§ **WHAT IS EXPECTED**
Please report every line from the material that contains the word "JSON".

* Begin *

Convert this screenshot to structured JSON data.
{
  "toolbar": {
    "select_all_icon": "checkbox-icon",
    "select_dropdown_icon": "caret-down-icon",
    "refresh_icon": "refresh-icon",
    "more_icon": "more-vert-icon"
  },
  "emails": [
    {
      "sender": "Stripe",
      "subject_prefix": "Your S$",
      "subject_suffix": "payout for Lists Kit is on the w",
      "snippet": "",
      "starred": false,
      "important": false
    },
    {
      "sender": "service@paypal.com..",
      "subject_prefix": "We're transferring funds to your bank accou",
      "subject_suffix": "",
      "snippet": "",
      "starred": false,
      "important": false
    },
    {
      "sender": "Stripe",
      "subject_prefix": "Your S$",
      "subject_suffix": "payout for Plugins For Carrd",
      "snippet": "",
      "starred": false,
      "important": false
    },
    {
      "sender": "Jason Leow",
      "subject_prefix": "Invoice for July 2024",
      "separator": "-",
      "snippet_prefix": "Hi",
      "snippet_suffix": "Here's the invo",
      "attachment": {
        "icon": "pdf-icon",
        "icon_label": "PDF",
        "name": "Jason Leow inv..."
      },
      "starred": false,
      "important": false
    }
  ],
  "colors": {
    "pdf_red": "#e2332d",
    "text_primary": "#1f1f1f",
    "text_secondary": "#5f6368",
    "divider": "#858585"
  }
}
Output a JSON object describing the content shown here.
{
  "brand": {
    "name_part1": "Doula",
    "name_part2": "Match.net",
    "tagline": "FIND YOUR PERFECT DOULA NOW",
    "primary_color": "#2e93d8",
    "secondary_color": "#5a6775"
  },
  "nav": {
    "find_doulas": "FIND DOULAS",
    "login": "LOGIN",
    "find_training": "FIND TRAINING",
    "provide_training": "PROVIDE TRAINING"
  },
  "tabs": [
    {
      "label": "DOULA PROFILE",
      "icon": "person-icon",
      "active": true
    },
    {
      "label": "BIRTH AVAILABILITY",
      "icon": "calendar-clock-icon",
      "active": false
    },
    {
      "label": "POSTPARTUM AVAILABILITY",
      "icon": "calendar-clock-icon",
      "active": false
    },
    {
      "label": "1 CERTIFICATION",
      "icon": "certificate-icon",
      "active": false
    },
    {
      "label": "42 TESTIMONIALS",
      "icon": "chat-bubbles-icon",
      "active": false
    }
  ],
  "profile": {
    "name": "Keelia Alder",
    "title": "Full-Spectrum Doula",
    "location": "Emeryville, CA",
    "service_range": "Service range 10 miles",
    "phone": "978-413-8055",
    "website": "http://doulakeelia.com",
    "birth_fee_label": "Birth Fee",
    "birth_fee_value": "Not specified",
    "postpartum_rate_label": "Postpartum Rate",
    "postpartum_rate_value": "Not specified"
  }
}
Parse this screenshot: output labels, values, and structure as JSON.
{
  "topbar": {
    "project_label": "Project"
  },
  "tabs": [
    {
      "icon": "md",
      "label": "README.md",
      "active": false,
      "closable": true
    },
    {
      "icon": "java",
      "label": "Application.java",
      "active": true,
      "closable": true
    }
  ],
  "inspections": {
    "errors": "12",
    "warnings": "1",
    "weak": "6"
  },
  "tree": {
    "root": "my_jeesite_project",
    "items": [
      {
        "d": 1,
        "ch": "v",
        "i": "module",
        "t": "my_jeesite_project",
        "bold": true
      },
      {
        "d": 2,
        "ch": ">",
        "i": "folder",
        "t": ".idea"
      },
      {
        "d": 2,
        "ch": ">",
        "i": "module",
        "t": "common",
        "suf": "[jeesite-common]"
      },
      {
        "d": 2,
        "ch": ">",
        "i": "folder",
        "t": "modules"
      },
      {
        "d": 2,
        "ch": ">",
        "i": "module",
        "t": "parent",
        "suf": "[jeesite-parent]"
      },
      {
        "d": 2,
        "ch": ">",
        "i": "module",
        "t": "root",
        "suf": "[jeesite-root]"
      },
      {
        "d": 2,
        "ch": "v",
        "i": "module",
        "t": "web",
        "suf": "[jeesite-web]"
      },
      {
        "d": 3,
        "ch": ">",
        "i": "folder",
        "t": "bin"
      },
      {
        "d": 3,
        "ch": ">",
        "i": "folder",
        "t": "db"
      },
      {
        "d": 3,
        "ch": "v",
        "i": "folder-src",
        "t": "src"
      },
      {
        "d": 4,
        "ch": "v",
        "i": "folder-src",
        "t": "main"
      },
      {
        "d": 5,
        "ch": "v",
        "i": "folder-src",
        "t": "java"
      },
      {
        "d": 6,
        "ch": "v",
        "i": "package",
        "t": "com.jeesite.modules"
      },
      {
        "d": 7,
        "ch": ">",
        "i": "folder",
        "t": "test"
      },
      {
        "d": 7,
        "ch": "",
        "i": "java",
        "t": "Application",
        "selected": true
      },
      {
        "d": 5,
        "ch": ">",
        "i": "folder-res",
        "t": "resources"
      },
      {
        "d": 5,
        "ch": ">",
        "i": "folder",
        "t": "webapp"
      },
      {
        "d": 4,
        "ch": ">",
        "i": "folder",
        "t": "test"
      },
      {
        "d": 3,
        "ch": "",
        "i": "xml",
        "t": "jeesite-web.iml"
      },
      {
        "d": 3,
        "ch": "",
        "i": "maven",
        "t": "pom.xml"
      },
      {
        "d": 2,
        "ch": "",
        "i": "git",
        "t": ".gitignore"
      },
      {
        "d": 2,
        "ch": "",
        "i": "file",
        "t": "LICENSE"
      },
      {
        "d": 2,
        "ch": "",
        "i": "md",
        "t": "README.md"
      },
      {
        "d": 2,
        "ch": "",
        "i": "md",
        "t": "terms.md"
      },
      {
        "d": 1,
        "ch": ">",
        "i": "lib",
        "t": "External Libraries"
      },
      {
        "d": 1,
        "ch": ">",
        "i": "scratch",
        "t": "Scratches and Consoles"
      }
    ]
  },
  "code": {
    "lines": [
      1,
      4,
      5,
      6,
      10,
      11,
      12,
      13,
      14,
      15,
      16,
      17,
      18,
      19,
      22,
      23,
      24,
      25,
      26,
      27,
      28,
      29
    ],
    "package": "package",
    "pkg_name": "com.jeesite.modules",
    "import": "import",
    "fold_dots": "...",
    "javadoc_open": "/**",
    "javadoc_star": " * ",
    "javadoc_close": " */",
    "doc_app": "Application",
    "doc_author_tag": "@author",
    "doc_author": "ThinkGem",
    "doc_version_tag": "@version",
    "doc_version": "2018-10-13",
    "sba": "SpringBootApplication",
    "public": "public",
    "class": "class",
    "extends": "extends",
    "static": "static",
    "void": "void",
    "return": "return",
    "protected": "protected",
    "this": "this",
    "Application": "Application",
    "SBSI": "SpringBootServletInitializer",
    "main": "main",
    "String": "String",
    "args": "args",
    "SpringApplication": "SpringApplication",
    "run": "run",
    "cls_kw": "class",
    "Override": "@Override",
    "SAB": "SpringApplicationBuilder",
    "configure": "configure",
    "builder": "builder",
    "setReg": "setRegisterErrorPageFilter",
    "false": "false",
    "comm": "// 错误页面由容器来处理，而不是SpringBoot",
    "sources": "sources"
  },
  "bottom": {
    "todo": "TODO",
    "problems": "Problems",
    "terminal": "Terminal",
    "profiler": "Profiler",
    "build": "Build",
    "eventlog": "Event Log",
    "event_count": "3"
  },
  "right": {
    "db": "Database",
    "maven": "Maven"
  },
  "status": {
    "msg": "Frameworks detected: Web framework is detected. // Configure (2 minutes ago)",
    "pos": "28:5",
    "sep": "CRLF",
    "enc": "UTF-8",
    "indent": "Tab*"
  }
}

* End *

§ **WRITTEN SOLUTION**
Convert this screenshot to structured JSON data.
Output a JSON object describing the content shown here.
Parse this screenshot: output labels, values, and structure as JSON.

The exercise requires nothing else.